TASK REQUIREMENTS — From the listing below, extract every line containing "correction".

-------- SOURCE MATERIAL --------

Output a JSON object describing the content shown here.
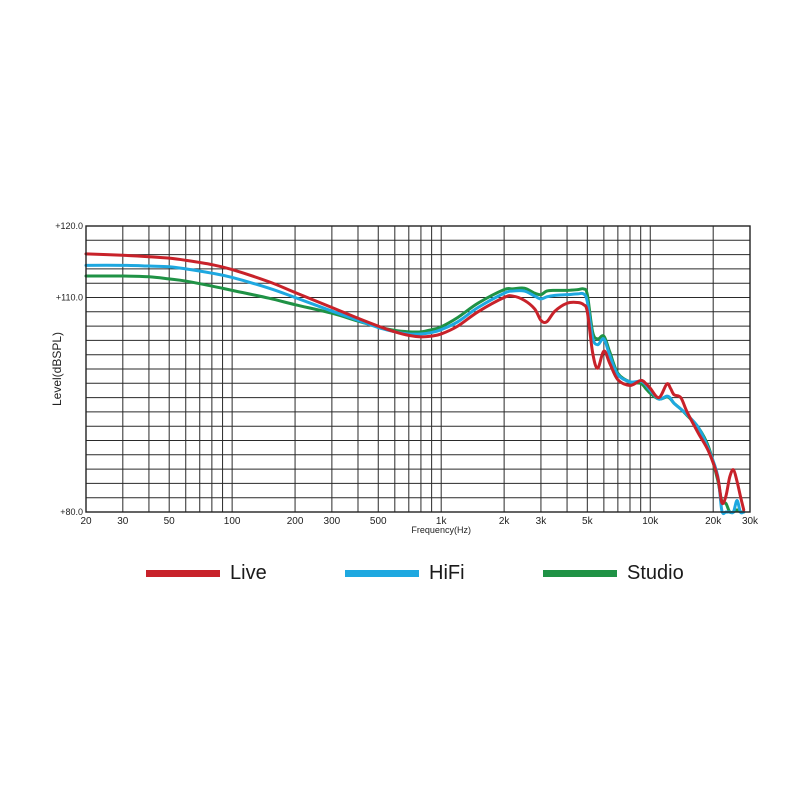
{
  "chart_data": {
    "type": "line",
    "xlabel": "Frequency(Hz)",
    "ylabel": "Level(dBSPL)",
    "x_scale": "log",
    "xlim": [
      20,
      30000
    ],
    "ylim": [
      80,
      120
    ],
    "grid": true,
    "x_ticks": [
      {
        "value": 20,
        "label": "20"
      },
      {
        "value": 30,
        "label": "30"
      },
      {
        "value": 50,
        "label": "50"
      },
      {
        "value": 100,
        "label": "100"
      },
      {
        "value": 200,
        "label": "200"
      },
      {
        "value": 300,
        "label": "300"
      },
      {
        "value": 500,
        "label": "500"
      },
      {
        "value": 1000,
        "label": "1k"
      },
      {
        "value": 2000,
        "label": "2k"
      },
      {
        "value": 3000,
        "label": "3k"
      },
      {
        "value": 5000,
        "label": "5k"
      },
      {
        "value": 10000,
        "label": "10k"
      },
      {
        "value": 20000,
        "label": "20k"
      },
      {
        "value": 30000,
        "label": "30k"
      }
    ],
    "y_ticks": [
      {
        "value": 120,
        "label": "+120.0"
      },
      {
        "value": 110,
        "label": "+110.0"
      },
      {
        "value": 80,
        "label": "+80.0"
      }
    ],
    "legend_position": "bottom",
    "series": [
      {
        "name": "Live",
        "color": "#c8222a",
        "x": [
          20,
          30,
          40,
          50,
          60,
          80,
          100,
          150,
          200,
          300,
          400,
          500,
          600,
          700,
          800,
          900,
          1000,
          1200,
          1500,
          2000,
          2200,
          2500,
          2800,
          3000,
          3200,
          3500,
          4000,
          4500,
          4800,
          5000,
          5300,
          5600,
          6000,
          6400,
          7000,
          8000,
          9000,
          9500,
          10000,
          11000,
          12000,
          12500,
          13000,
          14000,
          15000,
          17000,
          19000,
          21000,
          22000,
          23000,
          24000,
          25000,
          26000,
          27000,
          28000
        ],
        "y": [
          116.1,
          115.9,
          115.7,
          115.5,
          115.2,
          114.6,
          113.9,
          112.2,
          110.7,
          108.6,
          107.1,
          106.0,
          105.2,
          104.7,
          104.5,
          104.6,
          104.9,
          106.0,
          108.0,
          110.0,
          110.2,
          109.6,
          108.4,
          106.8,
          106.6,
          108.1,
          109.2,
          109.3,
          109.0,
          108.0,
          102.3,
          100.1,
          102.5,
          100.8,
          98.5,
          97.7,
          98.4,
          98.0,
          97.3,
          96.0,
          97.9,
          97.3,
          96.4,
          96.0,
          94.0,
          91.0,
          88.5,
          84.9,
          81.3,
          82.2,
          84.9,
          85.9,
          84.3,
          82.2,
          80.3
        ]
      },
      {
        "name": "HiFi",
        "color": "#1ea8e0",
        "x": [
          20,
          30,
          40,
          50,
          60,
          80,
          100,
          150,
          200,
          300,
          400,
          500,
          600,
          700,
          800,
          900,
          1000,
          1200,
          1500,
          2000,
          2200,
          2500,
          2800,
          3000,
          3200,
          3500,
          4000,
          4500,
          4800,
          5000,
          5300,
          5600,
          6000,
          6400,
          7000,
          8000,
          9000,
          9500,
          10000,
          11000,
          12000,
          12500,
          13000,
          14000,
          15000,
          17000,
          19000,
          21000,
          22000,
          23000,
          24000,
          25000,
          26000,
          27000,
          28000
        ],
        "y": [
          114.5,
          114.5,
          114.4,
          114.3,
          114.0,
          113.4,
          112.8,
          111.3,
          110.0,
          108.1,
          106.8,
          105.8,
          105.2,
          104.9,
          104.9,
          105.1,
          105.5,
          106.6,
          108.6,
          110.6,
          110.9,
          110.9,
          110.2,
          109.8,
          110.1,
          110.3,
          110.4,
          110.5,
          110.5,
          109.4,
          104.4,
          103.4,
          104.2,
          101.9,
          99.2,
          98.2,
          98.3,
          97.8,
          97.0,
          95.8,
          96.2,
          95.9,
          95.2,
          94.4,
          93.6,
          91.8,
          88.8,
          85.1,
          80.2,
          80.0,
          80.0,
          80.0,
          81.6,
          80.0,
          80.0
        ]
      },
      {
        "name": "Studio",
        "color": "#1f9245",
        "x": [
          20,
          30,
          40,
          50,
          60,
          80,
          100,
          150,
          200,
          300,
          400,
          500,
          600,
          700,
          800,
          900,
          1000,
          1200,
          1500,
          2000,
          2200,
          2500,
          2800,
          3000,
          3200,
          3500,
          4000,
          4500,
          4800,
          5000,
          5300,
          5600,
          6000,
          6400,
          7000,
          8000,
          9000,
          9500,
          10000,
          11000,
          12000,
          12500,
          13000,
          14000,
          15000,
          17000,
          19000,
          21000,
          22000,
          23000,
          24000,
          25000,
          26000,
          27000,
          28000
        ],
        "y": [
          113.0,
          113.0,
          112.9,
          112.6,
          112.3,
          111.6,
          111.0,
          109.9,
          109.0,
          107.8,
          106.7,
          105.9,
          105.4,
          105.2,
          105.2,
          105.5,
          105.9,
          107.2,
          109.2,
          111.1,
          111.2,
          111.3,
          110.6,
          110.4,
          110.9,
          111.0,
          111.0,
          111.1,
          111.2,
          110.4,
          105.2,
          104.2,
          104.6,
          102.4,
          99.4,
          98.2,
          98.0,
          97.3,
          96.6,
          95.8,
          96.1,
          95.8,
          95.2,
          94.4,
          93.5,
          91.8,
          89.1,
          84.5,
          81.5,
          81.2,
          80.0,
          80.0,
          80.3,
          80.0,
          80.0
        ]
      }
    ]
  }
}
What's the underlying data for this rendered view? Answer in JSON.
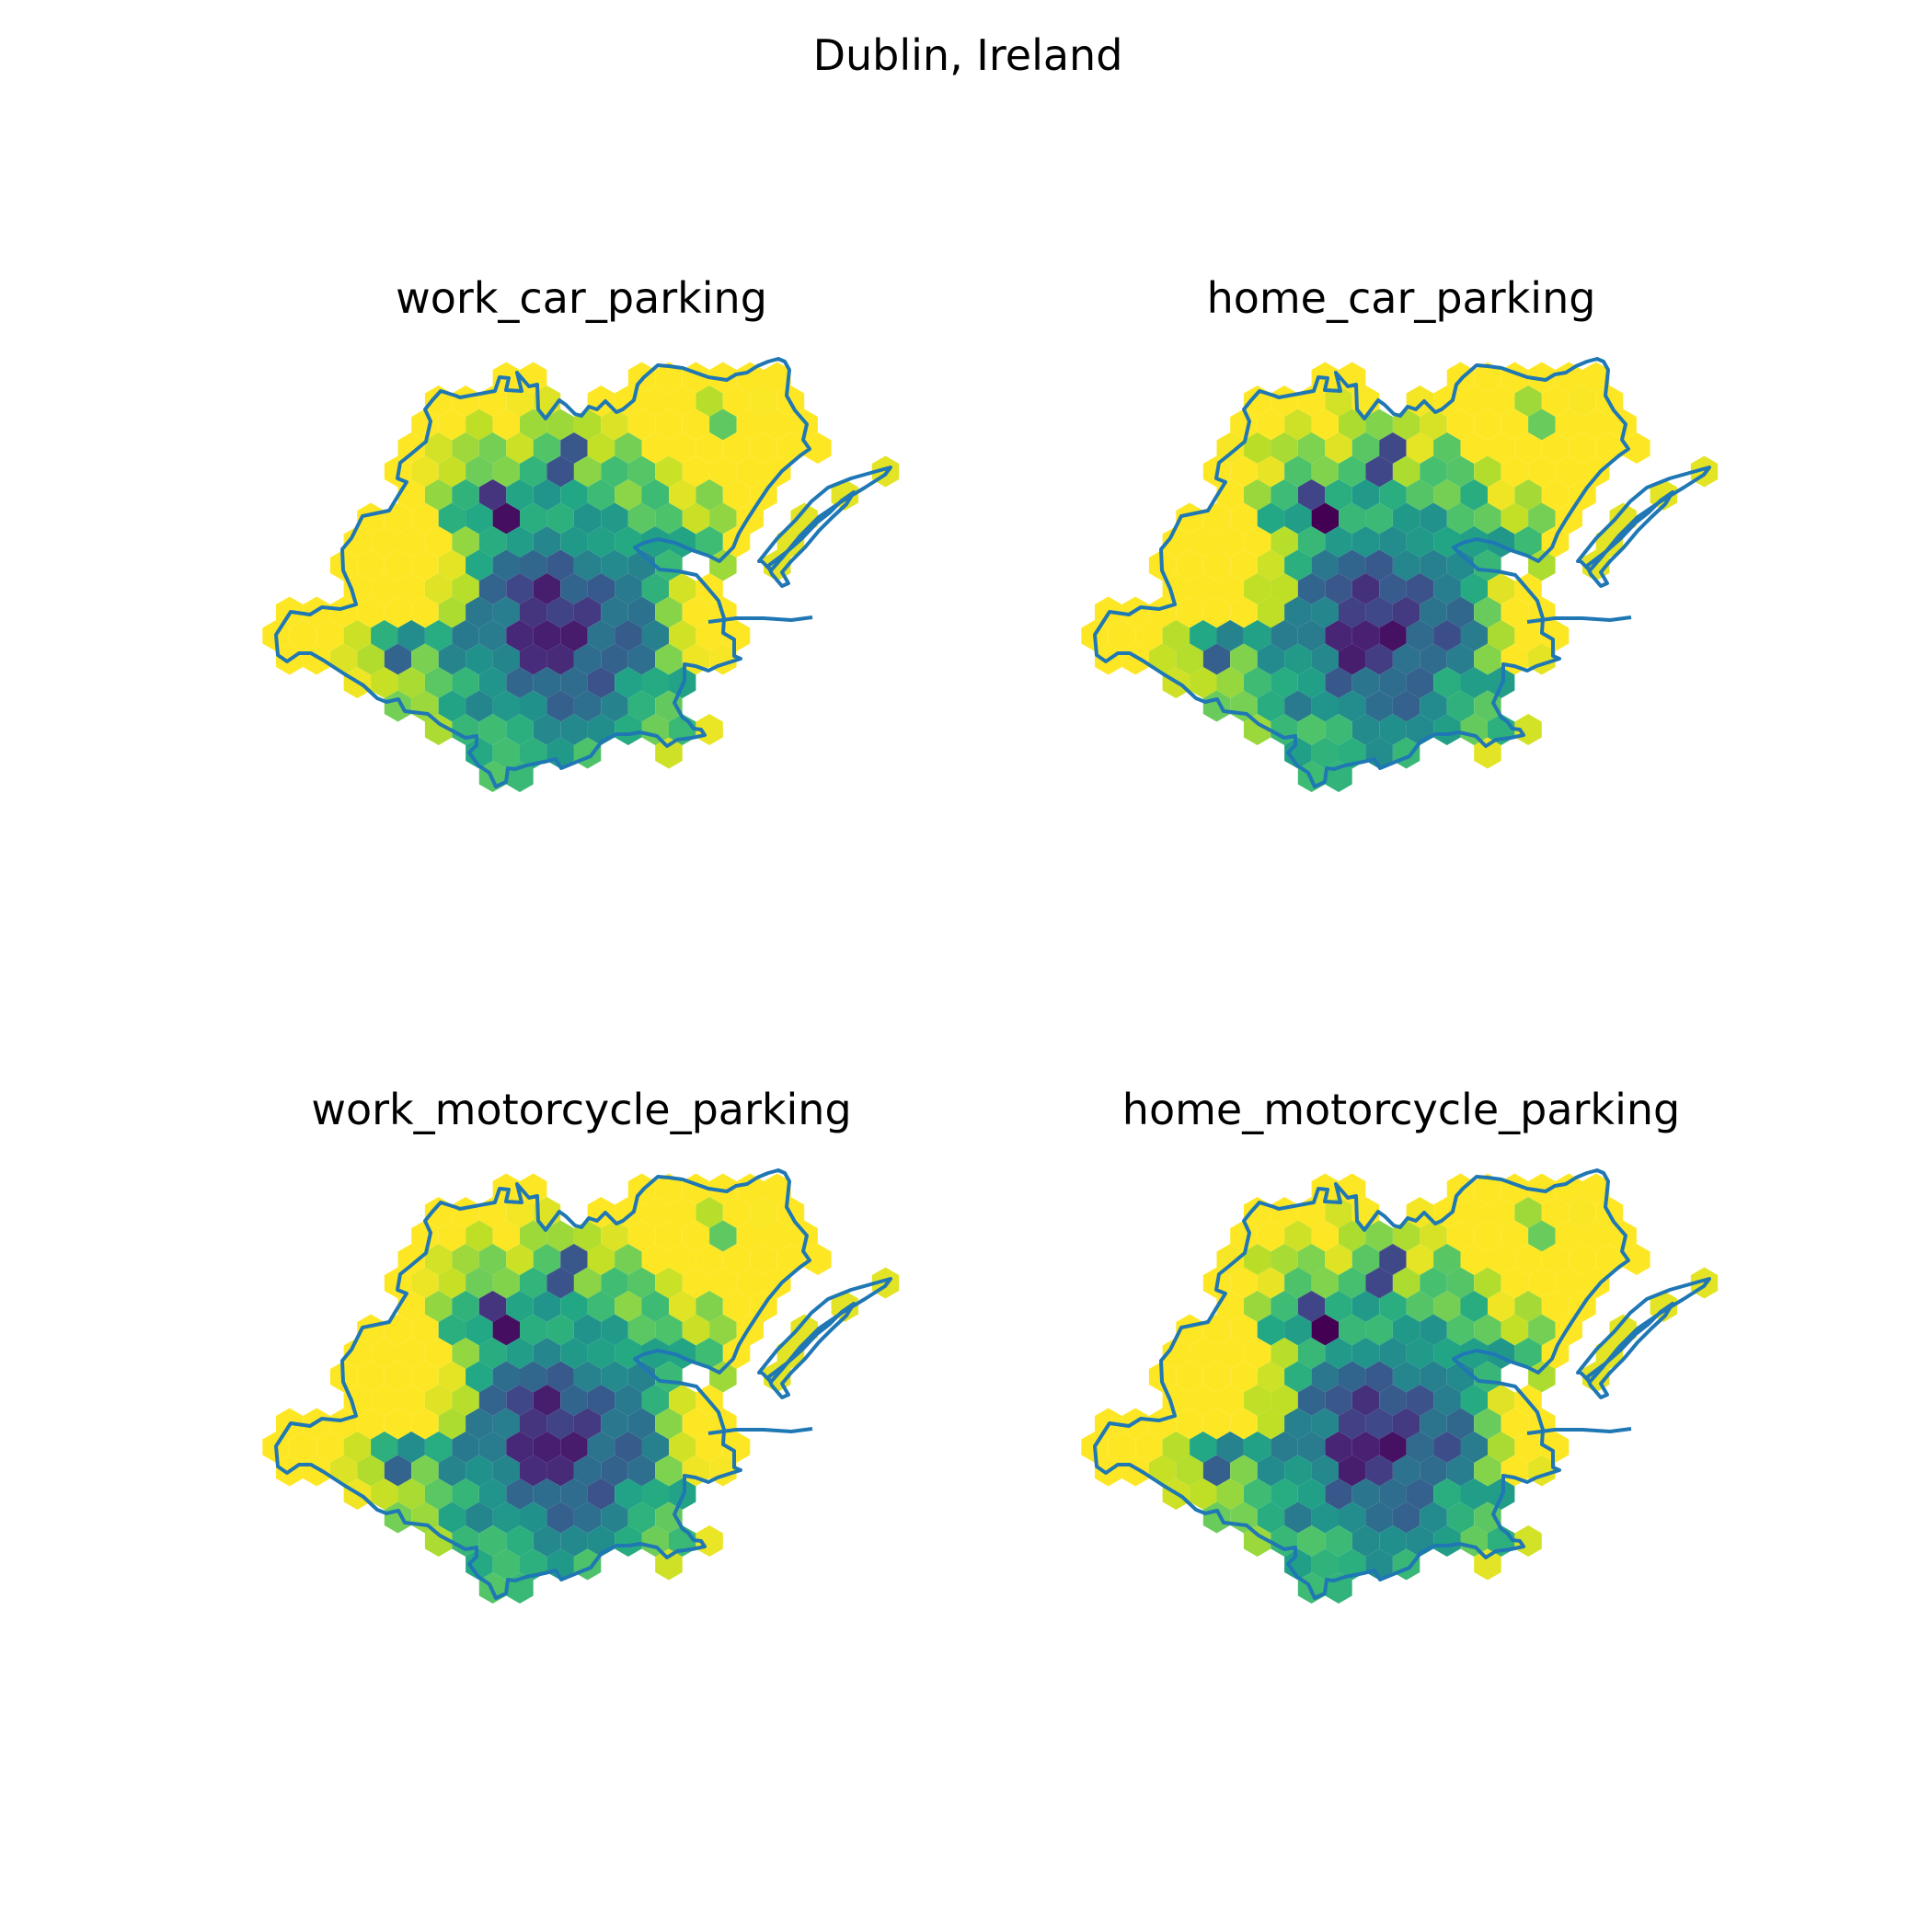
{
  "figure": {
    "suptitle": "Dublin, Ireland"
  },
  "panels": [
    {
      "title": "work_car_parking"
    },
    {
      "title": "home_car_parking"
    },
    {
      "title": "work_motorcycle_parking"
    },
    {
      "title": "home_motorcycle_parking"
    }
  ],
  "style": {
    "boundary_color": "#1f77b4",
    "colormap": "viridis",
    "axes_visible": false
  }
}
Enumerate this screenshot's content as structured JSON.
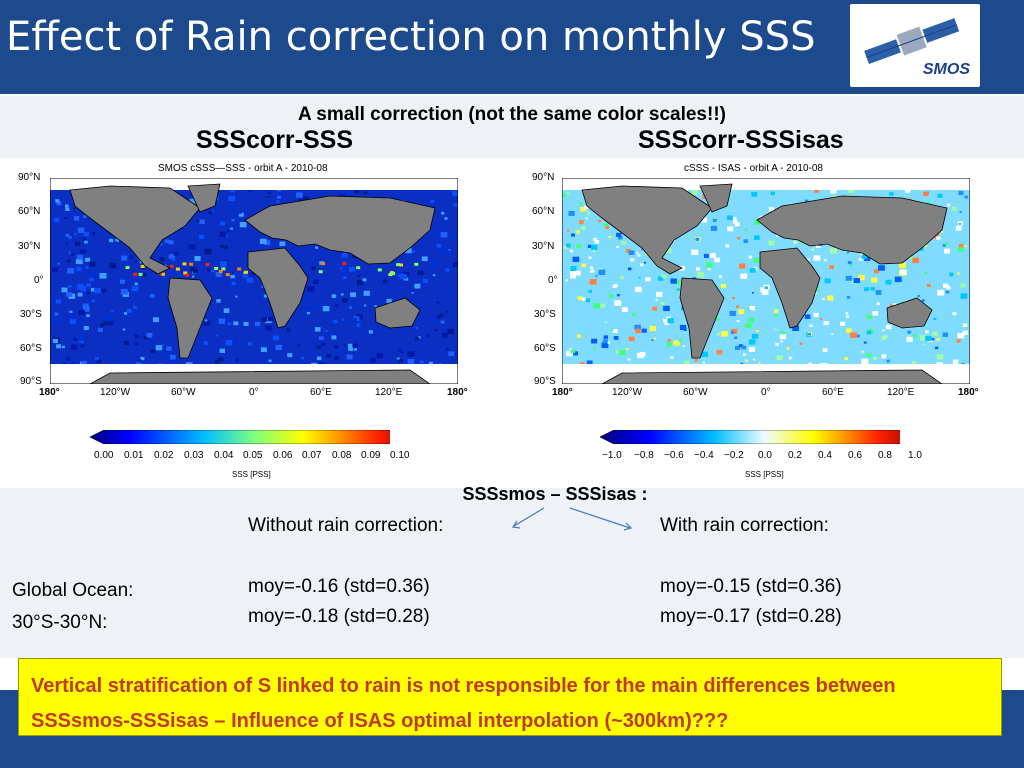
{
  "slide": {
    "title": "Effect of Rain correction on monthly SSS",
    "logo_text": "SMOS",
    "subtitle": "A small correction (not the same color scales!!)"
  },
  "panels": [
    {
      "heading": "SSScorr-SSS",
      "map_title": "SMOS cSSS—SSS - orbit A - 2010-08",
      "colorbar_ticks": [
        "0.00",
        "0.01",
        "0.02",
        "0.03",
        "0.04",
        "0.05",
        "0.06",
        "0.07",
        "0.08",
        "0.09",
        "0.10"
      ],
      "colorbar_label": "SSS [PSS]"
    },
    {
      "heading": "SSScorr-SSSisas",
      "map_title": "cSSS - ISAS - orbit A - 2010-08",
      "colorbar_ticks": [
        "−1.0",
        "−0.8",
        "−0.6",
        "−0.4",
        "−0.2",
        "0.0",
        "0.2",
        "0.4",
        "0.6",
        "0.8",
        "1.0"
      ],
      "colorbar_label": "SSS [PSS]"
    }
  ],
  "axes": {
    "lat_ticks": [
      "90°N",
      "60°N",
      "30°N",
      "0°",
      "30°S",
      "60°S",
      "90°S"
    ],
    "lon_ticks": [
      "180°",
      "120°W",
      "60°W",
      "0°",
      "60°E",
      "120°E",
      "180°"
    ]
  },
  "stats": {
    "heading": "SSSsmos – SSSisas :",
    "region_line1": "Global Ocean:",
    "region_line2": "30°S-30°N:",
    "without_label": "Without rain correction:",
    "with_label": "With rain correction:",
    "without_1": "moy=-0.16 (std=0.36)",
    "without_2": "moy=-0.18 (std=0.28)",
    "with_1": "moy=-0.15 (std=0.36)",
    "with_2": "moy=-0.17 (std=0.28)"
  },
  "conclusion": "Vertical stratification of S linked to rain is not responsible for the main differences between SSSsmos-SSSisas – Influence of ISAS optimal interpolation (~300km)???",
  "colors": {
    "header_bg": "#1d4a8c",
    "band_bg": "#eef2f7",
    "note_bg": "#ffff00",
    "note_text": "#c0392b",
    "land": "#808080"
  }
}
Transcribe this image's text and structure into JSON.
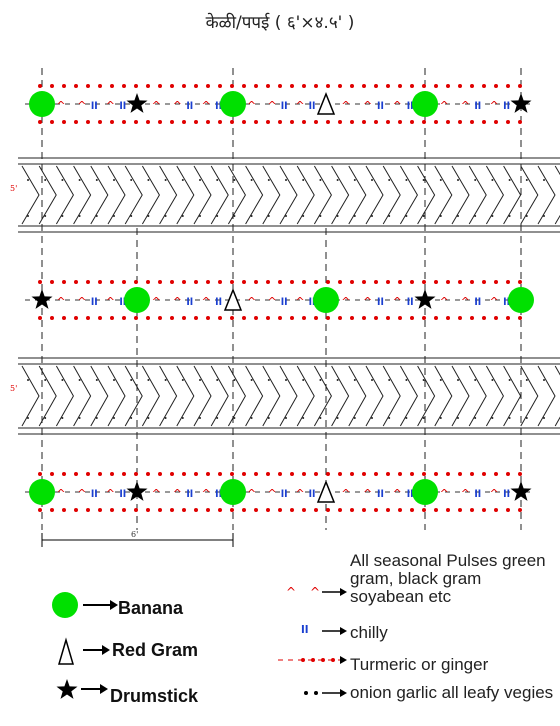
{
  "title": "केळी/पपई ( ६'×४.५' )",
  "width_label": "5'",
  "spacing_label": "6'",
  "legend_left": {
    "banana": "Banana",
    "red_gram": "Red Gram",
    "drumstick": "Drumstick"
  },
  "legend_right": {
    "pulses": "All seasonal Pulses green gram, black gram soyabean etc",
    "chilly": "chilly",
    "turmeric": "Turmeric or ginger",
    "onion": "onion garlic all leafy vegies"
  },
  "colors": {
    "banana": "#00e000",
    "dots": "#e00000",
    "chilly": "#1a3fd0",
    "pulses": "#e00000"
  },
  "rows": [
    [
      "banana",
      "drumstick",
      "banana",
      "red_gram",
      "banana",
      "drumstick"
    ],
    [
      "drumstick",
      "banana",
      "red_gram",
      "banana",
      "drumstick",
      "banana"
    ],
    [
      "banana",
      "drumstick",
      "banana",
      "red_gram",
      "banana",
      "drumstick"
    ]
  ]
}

--------

FULL SOLUTION —
    "title": "Effect of Rain correction on monthly SSS",
    "subtitle": "A small correction (not the same color scales!!)"
    "without_label": "Without rain correction:",
    "with_label": "With rain correction:",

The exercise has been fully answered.